WHAT IS ASKED ▸ From the records below, copy every line that contains the word "aire".

--- START DATASET EXTRACT ---

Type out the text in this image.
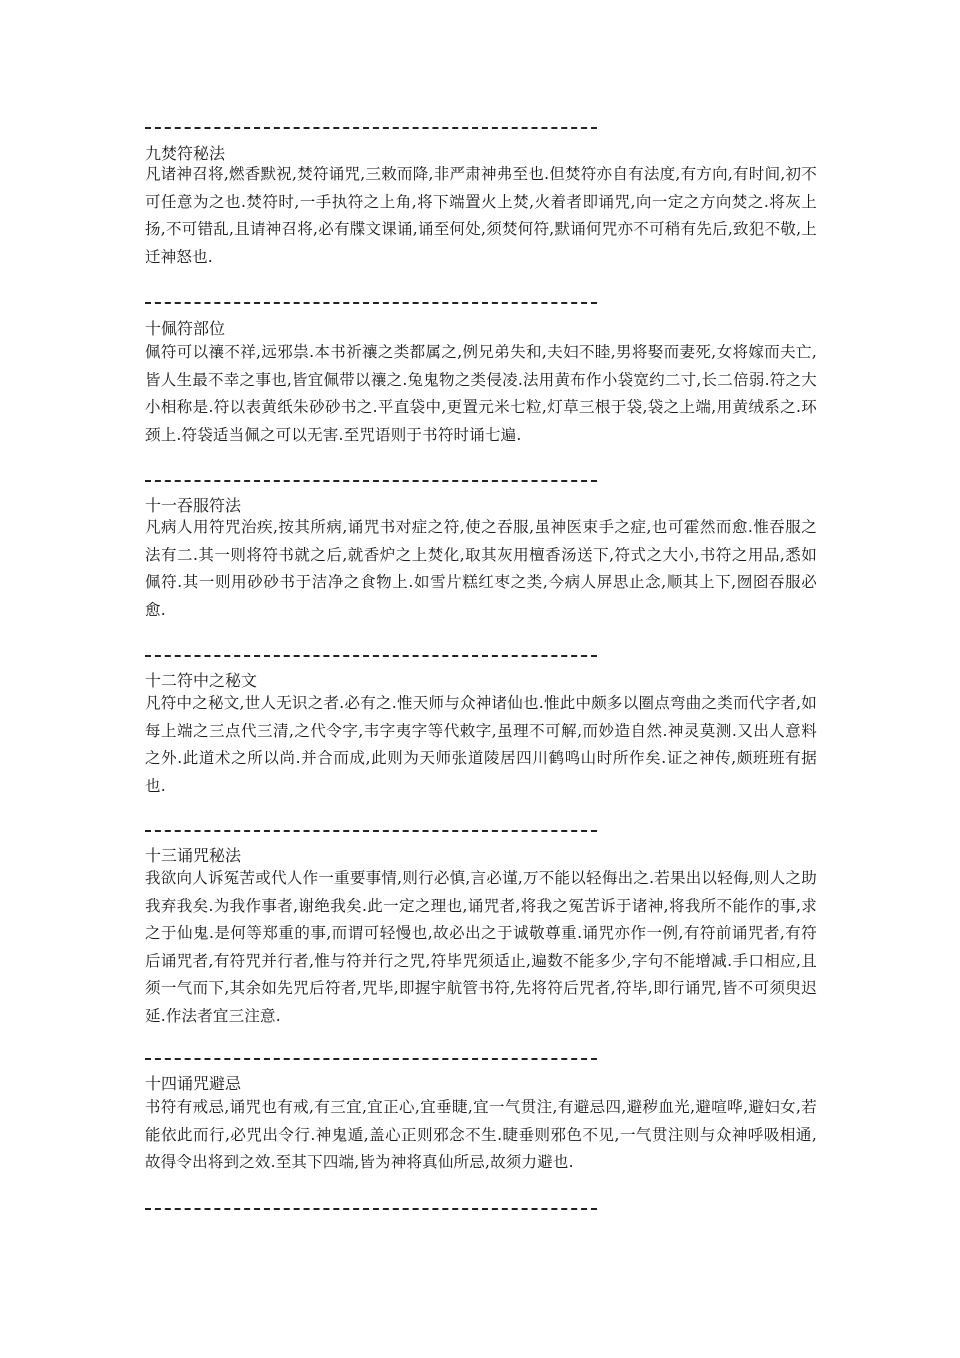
九焚符秘法

凡诸神召将,燃香默祝,焚符诵咒,三敕而降,非严肃神弗至也.但焚符亦自有法度,有方向,有时间,初不可任意为之也.焚符时,一手执符之上角,将下端置火上焚,火着者即诵咒,向一定之方向焚之.将灰上扬,不可错乱,且请神召将,必有牒文课诵,诵至何处,须焚何符,默诵何咒亦不可稍有先后,致犯不敬,上迁神怒也.

十佩符部位

佩符可以禳不祥,远邪祟.本书祈禳之类都属之,例兄弟失和,夫妇不睦,男将娶而妻死,女将嫁而夫亡,皆人生最不幸之事也,皆宜佩带以禳之.兔鬼物之类侵凌.法用黄布作小袋宽约二寸,长二倍弱.符之大小相称是.符以表黄纸朱砂砂书之.平直袋中,更置元米七粒,灯草三根于袋,袋之上端,用黄绒系之.环颈上.符袋适当佩之可以无害.至咒语则于书符时诵七遍.

十一吞服符法

凡病人用符咒治疾,按其所病,诵咒书对症之符,使之吞服,虽神医束手之症,也可霍然而愈.惟吞服之法有二.其一则将符书就之后,就香炉之上焚化,取其灰用檀香汤送下,符式之大小,书符之用品,悉如佩符.其一则用砂砂书于洁净之食物上.如雪片糕红枣之类,今病人屏思止念,顺其上下,囫囵吞服必愈.

十二符中之秘文

凡符中之秘文,世人无识之者.必有之.惟天师与众神诸仙也.惟此中颇多以圈点弯曲之类而代字者,如每上端之三点代三清,之代令字,韦字夷字等代敕字,虽理不可解,而妙造自然.神灵莫测.又出人意料之外.此道术之所以尚.并合而成,此则为天师张道陵居四川鹤鸣山时所作矣.证之神传,颇班班有据也.

十三诵咒秘法

我欲向人诉冤苦或代人作一重要事情,则行必慎,言必谨,万不能以轻侮出之.若果出以轻侮,则人之助我弃我矣.为我作事者,谢绝我矣.此一定之理也,诵咒者,将我之冤苦诉于诸神,将我所不能作的事,求之于仙鬼.是何等郑重的事,而谓可轻慢也,故必出之于诚敬尊重.诵咒亦作一例,有符前诵咒者,有符后诵咒者,有符咒并行者,惟与符并行之咒,符毕咒须适止,遍数不能多少,字句不能增减.手口相应,且须一气而下,其余如先咒后符者,咒毕,即握宇航管书符,先将符后咒者,符毕,即行诵咒,皆不可须臾迟延.作法者宜三注意.

十四诵咒避忌

书符有戒忌,诵咒也有戒,有三宜,宜正心,宜垂睫,宜一气贯注,有避忌四,避秽血光,避喧哗,避妇女,若能依此而行,必咒出令行.神鬼遁,盖心正则邪念不生.睫垂则邪色不见,一气贯注则与众神呼吸相通,故得令出将到之效.至其下四端,皆为神将真仙所忌,故须力避也.
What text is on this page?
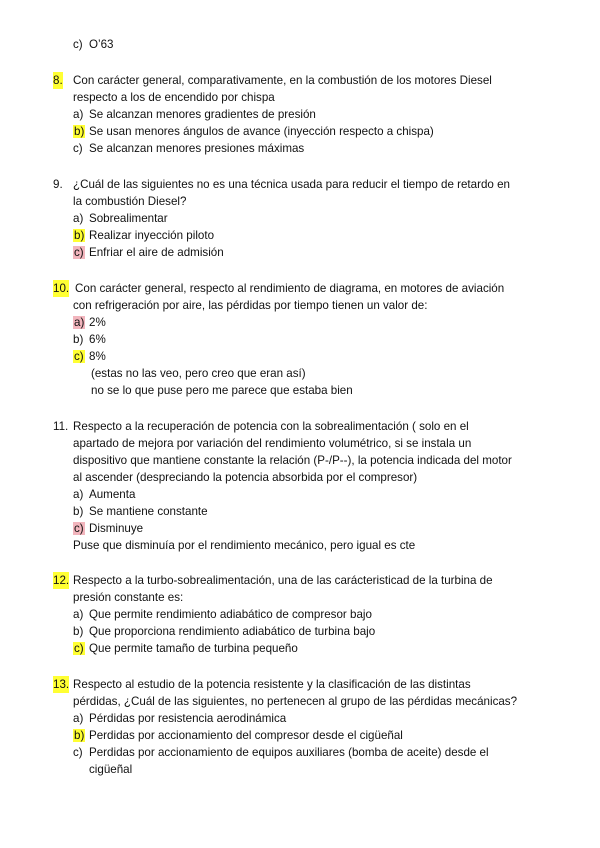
c) O’63
8. Con carácter general, comparativamente, en la combustión de los motores Diesel
respecto a los de encendido por chispa
a) Se alcanzan menores gradientes de presión
b) Se usan menores ángulos de avance (inyección respecto a chispa)
c) Se alcanzan menores presiones máximas
9. ¿Cuál de las siguientes no es una técnica usada para reducir el tiempo de retardo en
la combustión Diesel?
a) Sobrealimentar
b) Realizar inyección piloto
c) Enfriar el aire de admisión
10. Con carácter general, respecto al rendimiento de diagrama, en motores de aviación
con refrigeración por aire, las pérdidas por tiempo tienen un valor de:
a) 2%
b) 6%
c) 8%
(estas no las veo, pero creo que eran así)
no se lo que puse pero me parece que estaba bien
11. Respecto a la recuperación de potencia con la sobrealimentación ( solo en el
apartado de mejora por variación del rendimiento volumétrico, si se instala un
dispositivo que mantiene constante la relación (P-/P--), la potencia indicada del motor
al ascender (despreciando la potencia absorbida por el compresor)
a) Aumenta
b) Se mantiene constante
c) Disminuye
Puse que disminuía por el rendimiento mecánico, pero igual es cte
12. Respecto a la turbo-sobrealimentación, una de las carácteristicad de la turbina de
presión constante es:
a) Que permite rendimiento adiabático de compresor bajo
b) Que proporciona rendimiento adiabático de turbina bajo
c) Que permite tamaño de turbina pequeño
13. Respecto al estudio de la potencia resistente y la clasificación de las distintas
pérdidas, ¿Cuál de las siguientes, no pertenecen al grupo de las pérdidas mecánicas?
a) Pérdidas por resistencia aerodinámica
b) Perdidas por accionamiento del compresor desde el cigüeñal
c) Perdidas por accionamiento de equipos auxiliares (bomba de aceite) desde el
cigüeñal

--- END DATASET EXTRACT ---

FULL RESPONSE ▸
c) Enfriar el aire de admisión
con refrigeración por aire, las pérdidas por tiempo tienen un valor de:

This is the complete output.